-- begin --

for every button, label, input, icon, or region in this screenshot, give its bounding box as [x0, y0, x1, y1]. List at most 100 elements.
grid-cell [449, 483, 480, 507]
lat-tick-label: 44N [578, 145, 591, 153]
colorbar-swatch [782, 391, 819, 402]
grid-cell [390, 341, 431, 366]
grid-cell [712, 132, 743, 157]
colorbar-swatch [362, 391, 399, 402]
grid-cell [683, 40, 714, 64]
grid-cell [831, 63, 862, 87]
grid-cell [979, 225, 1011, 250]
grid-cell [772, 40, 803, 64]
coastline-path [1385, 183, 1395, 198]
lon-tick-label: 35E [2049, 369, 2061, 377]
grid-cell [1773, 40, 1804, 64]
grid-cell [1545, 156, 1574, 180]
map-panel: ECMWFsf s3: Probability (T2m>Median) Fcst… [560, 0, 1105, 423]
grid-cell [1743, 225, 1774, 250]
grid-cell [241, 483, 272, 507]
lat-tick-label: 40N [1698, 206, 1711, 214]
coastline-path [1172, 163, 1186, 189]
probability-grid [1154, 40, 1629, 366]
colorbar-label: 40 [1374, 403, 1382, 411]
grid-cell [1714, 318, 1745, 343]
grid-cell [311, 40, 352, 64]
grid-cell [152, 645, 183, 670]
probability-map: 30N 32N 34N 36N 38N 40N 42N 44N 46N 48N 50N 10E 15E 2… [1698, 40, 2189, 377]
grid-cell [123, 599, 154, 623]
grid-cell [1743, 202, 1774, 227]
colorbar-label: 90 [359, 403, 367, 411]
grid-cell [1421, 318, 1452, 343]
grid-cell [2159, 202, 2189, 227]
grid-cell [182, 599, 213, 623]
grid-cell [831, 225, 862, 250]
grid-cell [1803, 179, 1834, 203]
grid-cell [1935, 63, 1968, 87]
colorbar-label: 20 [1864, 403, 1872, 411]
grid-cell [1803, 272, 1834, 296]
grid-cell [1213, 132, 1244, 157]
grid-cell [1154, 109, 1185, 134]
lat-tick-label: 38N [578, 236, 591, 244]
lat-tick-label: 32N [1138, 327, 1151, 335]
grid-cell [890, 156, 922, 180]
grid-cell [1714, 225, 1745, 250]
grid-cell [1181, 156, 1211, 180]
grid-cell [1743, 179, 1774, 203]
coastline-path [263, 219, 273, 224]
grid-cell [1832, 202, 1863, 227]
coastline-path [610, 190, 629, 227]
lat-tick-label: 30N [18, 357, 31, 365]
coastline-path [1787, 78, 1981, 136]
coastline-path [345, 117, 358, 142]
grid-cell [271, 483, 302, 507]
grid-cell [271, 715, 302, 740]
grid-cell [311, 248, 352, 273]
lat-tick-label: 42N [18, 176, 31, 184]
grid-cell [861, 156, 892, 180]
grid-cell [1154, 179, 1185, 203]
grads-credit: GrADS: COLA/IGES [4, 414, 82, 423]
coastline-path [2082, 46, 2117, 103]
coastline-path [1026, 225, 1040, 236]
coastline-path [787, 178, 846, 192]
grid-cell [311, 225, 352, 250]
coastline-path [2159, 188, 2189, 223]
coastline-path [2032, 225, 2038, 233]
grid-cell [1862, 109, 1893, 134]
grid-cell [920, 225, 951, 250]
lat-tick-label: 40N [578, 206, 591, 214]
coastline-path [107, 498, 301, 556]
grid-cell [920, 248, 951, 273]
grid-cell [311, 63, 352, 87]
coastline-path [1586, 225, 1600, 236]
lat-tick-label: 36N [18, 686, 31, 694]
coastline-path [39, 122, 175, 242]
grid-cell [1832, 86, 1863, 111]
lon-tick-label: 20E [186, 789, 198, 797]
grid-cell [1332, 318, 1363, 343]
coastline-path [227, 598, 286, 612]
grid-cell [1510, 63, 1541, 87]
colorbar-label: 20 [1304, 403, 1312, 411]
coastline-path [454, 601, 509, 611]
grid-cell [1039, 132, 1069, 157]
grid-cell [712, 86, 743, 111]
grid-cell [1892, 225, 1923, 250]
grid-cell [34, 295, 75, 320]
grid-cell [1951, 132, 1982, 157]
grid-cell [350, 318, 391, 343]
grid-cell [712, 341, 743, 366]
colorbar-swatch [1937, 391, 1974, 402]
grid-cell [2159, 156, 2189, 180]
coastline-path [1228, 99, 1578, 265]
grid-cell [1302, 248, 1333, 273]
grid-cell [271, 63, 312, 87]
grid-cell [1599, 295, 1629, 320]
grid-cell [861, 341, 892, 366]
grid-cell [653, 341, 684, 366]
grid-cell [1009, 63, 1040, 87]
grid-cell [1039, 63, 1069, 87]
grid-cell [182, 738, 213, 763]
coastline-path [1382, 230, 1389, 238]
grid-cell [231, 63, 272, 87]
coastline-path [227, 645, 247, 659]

-- end --

■ What is expected ■
Reproduce the lines above verbatim.

■ Exercise answer ■
for every button, label, input, icon, or region in this screenshot, give its bounding box as [x0, y0, x1, y1]. List at most 100 elements.
grid-cell [449, 483, 480, 507]
lat-tick-label: 44N [578, 145, 591, 153]
colorbar-swatch [782, 391, 819, 402]
grid-cell [390, 341, 431, 366]
grid-cell [712, 132, 743, 157]
colorbar-swatch [362, 391, 399, 402]
grid-cell [683, 40, 714, 64]
grid-cell [831, 63, 862, 87]
grid-cell [979, 225, 1011, 250]
grid-cell [772, 40, 803, 64]
coastline-path [1385, 183, 1395, 198]
lon-tick-label: 35E [2049, 369, 2061, 377]
grid-cell [1773, 40, 1804, 64]
grid-cell [1545, 156, 1574, 180]
map-panel: ECMWFsf s3: Probability (T2m>Median) Fcst… [560, 0, 1105, 423]
grid-cell [1743, 225, 1774, 250]
grid-cell [241, 483, 272, 507]
lat-tick-label: 40N [1698, 206, 1711, 214]
coastline-path [1172, 163, 1186, 189]
probability-grid [1154, 40, 1629, 366]
colorbar-label: 40 [1374, 403, 1382, 411]
grid-cell [1714, 318, 1745, 343]
grid-cell [311, 40, 352, 64]
grid-cell [152, 645, 183, 670]
probability-map: 30N 32N 34N 36N 38N 40N 42N 44N 46N 48N 50N 10E 15E 2… [1698, 40, 2189, 377]
grid-cell [123, 599, 154, 623]
grid-cell [1743, 202, 1774, 227]
colorbar-label: 90 [359, 403, 367, 411]
grid-cell [1421, 318, 1452, 343]
grid-cell [2159, 202, 2189, 227]
grid-cell [182, 599, 213, 623]
grid-cell [831, 225, 862, 250]
grid-cell [1803, 179, 1834, 203]
grid-cell [1935, 63, 1968, 87]
colorbar-label: 20 [1864, 403, 1872, 411]
grid-cell [1803, 272, 1834, 296]
grid-cell [1213, 132, 1244, 157]
grid-cell [1154, 109, 1185, 134]
lat-tick-label: 38N [578, 236, 591, 244]
lat-tick-label: 32N [1138, 327, 1151, 335]
grid-cell [890, 156, 922, 180]
grid-cell [1714, 225, 1745, 250]
grid-cell [1181, 156, 1211, 180]
grid-cell [1743, 179, 1774, 203]
coastline-path [263, 219, 273, 224]
grid-cell [1832, 202, 1863, 227]
coastline-path [610, 190, 629, 227]
lat-tick-label: 30N [18, 357, 31, 365]
coastline-path [1787, 78, 1981, 136]
coastline-path [345, 117, 358, 142]
grid-cell [271, 483, 302, 507]
grid-cell [271, 715, 302, 740]
grid-cell [311, 248, 352, 273]
lat-tick-label: 42N [18, 176, 31, 184]
grid-cell [861, 156, 892, 180]
grid-cell [1154, 179, 1185, 203]
grads-credit: GrADS: COLA/IGES [4, 414, 82, 423]
coastline-path [2082, 46, 2117, 103]
coastline-path [1026, 225, 1040, 236]
coastline-path [787, 178, 846, 192]
grid-cell [311, 225, 352, 250]
coastline-path [2159, 188, 2189, 223]
coastline-path [2032, 225, 2038, 233]
grid-cell [1862, 109, 1893, 134]
grid-cell [920, 225, 951, 250]
lat-tick-label: 40N [578, 206, 591, 214]
coastline-path [107, 498, 301, 556]
grid-cell [920, 248, 951, 273]
grid-cell [311, 63, 352, 87]
coastline-path [1586, 225, 1600, 236]
lat-tick-label: 36N [18, 686, 31, 694]
coastline-path [39, 122, 175, 242]
grid-cell [1832, 86, 1863, 111]
lon-tick-label: 20E [186, 789, 198, 797]
grid-cell [1332, 318, 1363, 343]
coastline-path [227, 598, 286, 612]
grid-cell [1510, 63, 1541, 87]
colorbar-label: 20 [1304, 403, 1312, 411]
coastline-path [454, 601, 509, 611]
grid-cell [1039, 132, 1069, 157]
grid-cell [712, 86, 743, 111]
grid-cell [1892, 225, 1923, 250]
grid-cell [34, 295, 75, 320]
grid-cell [1951, 132, 1982, 157]
grid-cell [350, 318, 391, 343]
grid-cell [712, 341, 743, 366]
colorbar-swatch [1937, 391, 1974, 402]
grid-cell [2159, 156, 2189, 180]
coastline-path [1228, 99, 1578, 265]
grid-cell [1302, 248, 1333, 273]
grid-cell [271, 63, 312, 87]
grid-cell [1599, 295, 1629, 320]
grid-cell [861, 341, 892, 366]
grid-cell [653, 341, 684, 366]
grid-cell [1009, 63, 1040, 87]
grid-cell [1039, 63, 1069, 87]
grid-cell [182, 738, 213, 763]
coastline-path [1382, 230, 1389, 238]
grid-cell [231, 63, 272, 87]
coastline-path [227, 645, 247, 659]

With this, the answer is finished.